* BRIEF *
Count the lines in the records below that contain the word "operator", and give only that number.

# # # # #

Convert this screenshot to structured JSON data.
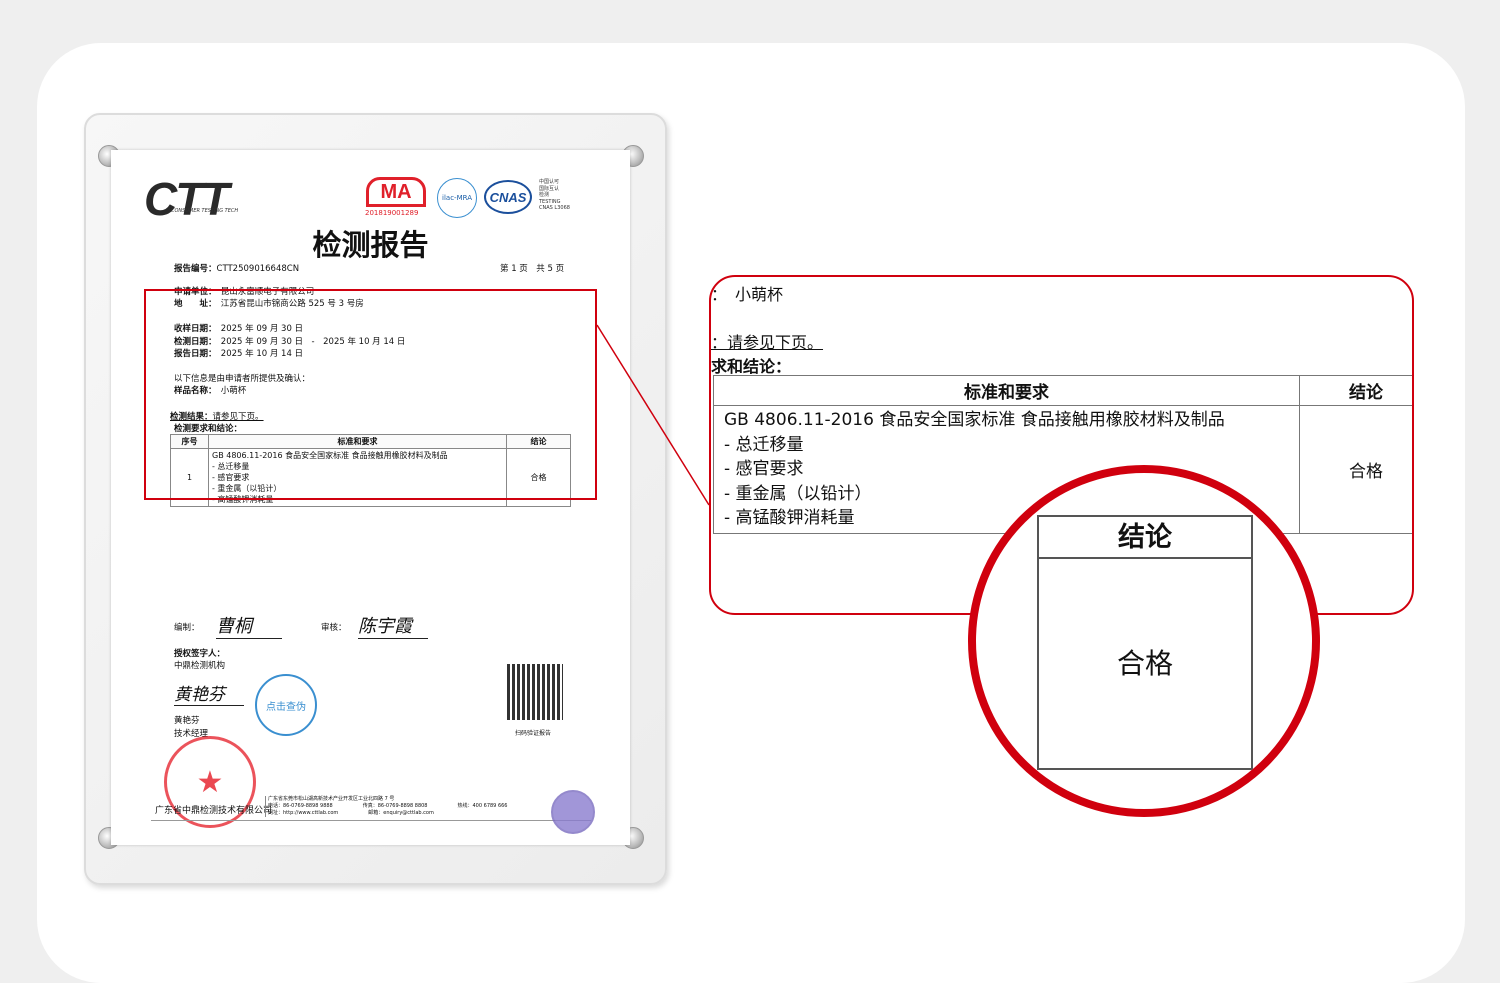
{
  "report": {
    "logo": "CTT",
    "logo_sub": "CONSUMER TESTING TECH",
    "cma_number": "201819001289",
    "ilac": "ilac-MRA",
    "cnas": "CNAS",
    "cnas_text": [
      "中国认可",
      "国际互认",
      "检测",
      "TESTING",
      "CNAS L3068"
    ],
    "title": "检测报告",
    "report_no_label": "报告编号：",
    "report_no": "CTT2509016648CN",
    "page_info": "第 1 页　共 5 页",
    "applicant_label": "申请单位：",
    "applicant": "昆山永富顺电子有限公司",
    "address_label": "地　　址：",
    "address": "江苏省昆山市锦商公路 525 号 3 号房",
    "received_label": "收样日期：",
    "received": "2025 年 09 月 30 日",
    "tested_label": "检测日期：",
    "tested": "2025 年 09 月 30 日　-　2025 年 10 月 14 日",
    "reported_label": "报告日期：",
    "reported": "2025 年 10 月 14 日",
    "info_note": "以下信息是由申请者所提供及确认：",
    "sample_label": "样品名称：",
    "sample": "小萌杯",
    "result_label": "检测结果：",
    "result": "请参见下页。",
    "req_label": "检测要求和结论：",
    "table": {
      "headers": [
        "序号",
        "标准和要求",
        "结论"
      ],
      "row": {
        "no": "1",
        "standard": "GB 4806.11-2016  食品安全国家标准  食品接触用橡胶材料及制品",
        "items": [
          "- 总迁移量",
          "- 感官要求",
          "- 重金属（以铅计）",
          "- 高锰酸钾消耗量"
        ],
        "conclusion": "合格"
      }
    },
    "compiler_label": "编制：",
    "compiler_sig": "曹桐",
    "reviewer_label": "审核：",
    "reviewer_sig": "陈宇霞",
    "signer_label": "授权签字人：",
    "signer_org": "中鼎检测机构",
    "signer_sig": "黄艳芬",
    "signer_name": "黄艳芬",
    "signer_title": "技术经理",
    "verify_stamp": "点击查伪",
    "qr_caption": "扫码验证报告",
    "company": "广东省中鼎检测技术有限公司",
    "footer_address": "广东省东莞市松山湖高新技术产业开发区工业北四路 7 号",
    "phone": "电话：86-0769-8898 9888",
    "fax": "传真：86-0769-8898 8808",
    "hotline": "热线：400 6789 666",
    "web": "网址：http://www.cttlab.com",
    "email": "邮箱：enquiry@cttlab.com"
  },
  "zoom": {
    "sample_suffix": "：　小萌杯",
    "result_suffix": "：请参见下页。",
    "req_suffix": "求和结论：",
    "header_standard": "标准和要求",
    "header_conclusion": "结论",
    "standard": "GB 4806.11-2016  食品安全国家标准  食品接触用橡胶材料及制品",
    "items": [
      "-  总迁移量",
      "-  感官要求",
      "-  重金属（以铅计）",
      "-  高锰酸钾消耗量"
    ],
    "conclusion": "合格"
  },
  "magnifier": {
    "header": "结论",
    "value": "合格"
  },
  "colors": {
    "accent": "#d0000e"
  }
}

# # # # #

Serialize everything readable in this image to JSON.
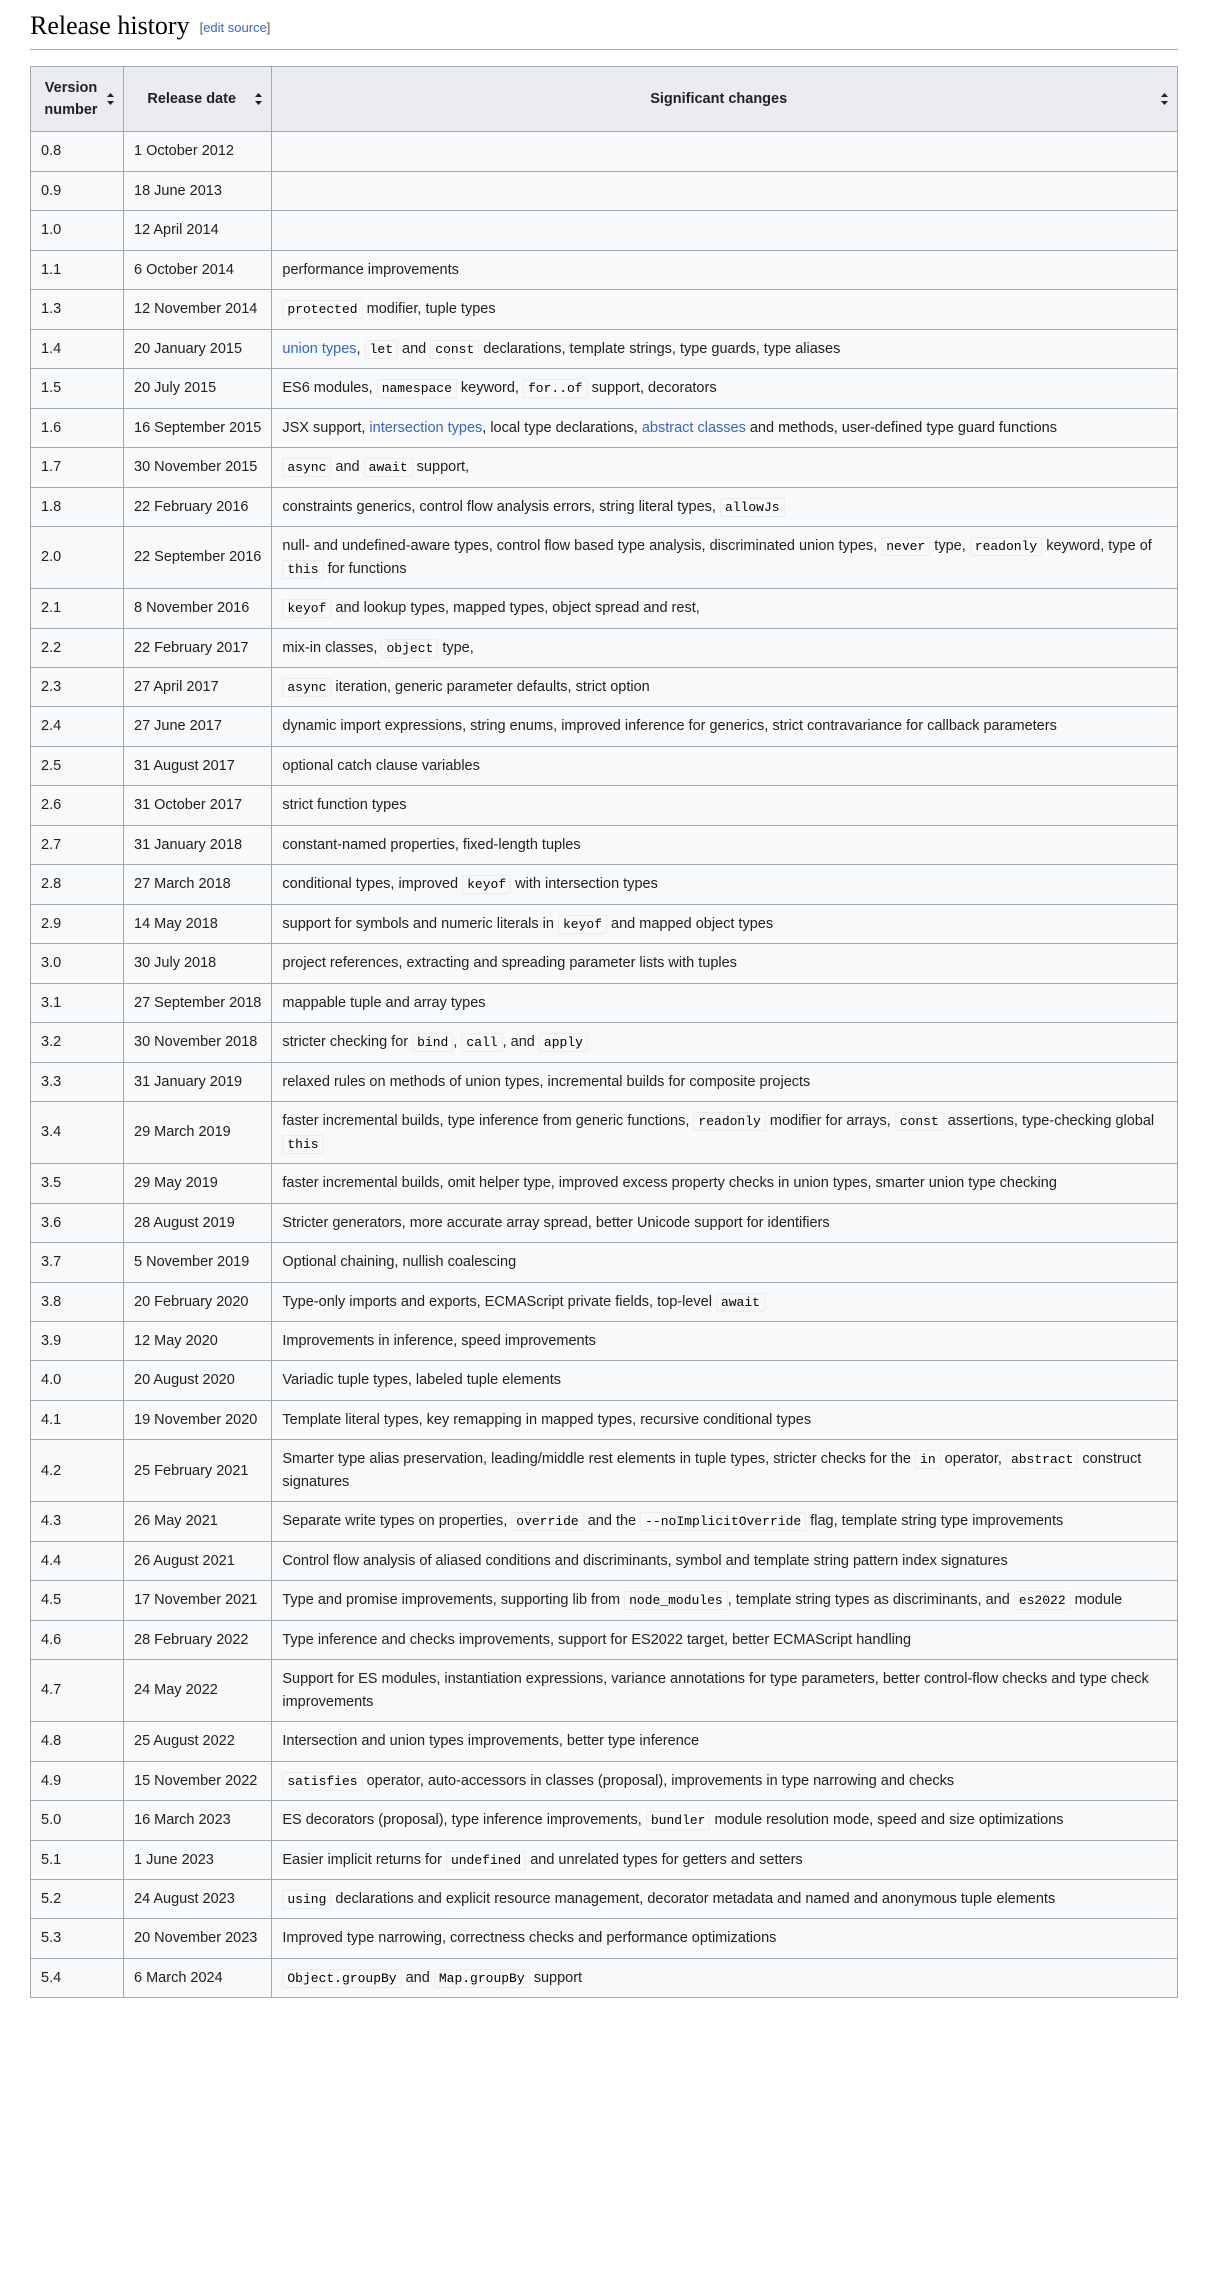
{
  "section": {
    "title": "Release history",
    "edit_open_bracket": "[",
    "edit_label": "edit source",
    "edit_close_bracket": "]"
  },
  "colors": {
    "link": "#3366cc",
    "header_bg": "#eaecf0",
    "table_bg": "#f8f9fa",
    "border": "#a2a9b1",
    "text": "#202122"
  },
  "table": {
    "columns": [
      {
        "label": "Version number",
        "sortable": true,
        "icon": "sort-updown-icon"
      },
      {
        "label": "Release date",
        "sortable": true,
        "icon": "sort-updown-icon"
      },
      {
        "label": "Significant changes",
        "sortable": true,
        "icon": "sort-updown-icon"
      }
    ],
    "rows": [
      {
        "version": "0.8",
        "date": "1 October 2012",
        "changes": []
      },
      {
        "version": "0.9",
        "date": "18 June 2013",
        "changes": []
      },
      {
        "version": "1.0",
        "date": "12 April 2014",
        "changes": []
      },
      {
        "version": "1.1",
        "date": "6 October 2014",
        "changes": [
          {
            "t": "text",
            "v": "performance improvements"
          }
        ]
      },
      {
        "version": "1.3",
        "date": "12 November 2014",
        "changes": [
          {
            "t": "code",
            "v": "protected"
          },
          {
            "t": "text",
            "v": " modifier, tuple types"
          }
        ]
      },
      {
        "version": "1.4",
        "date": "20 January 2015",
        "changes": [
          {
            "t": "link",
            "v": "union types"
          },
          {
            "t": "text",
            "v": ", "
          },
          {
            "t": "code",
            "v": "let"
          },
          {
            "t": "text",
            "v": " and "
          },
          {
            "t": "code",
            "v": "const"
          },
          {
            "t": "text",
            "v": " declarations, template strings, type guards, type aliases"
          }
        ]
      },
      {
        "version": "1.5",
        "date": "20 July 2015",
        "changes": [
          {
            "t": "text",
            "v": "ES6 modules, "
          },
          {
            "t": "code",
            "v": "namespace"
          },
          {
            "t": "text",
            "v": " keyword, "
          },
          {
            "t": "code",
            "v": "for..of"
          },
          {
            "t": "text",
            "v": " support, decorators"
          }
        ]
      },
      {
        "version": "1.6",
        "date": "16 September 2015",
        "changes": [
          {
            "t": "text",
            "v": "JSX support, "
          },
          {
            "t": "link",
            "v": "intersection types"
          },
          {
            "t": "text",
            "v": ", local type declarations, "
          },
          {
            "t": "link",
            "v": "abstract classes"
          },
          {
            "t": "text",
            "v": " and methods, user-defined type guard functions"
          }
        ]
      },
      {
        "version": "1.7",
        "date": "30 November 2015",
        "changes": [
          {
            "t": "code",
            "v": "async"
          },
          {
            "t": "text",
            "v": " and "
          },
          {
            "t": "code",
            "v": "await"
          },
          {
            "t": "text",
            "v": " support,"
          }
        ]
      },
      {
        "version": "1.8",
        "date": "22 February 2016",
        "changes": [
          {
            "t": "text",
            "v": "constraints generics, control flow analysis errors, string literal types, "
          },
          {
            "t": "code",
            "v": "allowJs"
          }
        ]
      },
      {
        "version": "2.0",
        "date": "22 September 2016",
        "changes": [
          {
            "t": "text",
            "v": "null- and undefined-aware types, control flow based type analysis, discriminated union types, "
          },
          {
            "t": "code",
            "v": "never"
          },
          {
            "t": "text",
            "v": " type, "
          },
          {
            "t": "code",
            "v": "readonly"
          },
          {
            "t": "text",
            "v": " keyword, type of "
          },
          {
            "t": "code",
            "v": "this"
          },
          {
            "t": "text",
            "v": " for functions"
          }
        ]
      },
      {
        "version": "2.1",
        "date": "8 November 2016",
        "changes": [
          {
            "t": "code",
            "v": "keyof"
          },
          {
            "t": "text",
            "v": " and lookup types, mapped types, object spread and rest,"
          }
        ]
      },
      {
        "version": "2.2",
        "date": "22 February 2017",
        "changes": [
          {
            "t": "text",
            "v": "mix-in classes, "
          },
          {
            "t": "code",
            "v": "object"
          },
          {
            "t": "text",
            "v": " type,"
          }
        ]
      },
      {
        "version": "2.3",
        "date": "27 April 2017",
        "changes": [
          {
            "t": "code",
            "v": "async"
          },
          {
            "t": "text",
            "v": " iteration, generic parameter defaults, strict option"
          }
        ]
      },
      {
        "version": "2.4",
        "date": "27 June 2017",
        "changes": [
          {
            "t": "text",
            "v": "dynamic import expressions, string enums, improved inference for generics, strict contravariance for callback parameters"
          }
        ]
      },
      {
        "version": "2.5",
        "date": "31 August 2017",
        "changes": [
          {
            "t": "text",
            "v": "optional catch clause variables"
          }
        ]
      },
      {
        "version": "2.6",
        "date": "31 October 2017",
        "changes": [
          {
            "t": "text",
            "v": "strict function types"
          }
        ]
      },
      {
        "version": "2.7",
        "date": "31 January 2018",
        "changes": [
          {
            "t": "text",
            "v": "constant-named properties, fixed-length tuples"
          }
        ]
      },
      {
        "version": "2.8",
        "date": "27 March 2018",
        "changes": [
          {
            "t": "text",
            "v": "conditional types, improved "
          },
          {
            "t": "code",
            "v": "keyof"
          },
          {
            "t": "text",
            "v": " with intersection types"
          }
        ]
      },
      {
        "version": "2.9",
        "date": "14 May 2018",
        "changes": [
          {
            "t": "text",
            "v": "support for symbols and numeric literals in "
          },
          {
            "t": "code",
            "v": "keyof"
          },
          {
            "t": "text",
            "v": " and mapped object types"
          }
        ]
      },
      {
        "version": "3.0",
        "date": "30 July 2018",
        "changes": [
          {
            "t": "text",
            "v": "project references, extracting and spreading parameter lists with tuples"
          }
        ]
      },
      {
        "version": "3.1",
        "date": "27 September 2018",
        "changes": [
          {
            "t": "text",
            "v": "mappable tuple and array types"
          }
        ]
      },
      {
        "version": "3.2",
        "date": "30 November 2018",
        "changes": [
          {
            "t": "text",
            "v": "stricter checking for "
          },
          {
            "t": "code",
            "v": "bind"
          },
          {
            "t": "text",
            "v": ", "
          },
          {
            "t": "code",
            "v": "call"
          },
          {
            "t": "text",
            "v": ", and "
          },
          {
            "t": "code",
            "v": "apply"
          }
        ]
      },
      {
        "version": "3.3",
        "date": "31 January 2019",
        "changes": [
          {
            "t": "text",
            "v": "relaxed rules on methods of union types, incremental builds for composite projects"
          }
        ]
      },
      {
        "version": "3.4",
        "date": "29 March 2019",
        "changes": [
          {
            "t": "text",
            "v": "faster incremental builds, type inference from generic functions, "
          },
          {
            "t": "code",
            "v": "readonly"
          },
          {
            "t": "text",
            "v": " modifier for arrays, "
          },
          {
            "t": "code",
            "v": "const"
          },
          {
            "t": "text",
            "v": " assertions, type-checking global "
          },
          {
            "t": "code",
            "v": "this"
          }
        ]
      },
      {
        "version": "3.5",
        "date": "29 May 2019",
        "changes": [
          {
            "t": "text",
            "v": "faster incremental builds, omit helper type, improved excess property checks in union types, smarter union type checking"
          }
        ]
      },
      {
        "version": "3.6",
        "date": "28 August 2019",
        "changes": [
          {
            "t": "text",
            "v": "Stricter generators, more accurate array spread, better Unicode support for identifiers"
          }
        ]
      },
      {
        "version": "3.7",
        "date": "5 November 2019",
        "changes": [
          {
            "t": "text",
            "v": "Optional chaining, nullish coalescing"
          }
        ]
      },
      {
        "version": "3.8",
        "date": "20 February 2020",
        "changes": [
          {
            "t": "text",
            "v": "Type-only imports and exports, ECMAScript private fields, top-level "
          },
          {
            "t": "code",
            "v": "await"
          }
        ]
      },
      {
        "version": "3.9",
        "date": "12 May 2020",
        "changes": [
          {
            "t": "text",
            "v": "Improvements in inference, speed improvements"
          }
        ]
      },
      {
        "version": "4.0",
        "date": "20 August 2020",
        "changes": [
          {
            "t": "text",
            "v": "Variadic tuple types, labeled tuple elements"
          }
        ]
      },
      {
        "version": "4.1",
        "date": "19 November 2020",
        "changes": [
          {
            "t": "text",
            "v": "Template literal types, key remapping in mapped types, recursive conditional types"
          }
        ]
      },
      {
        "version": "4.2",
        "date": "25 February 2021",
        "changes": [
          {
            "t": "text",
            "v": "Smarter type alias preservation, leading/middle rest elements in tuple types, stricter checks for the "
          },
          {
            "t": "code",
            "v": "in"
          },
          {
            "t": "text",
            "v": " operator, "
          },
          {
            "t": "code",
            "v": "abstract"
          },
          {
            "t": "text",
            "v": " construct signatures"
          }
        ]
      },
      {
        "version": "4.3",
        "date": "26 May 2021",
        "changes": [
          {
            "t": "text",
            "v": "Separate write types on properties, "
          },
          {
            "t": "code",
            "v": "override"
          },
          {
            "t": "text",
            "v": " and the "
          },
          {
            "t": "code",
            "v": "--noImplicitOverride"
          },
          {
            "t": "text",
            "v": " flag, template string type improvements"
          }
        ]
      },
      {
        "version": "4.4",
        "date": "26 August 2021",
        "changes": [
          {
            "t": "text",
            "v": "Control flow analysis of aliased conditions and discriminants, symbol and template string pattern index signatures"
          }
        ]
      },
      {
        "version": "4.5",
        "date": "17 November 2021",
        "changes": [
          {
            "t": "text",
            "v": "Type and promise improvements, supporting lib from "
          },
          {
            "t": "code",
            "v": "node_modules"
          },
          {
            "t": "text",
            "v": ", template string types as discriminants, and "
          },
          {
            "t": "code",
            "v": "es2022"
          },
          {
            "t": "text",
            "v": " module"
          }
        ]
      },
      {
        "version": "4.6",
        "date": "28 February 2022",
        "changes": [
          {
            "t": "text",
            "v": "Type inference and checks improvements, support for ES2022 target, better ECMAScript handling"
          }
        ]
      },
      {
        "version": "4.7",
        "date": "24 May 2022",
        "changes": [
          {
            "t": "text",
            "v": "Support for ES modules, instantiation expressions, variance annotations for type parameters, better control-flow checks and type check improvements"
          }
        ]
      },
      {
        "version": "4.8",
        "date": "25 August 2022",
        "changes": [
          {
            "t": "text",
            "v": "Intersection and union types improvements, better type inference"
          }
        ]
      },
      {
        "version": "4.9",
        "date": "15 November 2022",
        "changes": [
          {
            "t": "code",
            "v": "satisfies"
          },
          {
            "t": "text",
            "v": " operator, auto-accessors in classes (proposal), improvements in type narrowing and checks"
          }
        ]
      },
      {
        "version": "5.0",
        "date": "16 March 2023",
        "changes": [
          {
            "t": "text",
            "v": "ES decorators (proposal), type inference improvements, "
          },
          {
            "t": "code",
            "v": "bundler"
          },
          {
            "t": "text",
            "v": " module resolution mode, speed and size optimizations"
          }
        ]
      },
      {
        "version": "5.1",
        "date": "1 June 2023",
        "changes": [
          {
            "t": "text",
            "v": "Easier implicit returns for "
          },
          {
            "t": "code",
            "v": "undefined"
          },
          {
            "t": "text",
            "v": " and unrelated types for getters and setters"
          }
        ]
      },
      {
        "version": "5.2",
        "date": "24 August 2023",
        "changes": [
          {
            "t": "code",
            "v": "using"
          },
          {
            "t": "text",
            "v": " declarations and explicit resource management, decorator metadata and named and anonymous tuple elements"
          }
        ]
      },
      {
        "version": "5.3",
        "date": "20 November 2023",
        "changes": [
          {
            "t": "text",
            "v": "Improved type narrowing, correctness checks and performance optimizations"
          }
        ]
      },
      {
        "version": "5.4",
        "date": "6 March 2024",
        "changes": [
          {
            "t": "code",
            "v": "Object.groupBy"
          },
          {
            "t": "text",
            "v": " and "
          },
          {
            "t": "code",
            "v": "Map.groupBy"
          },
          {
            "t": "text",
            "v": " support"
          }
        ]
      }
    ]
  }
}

# # # # #

* SOLUTION TO THIS TASK *
2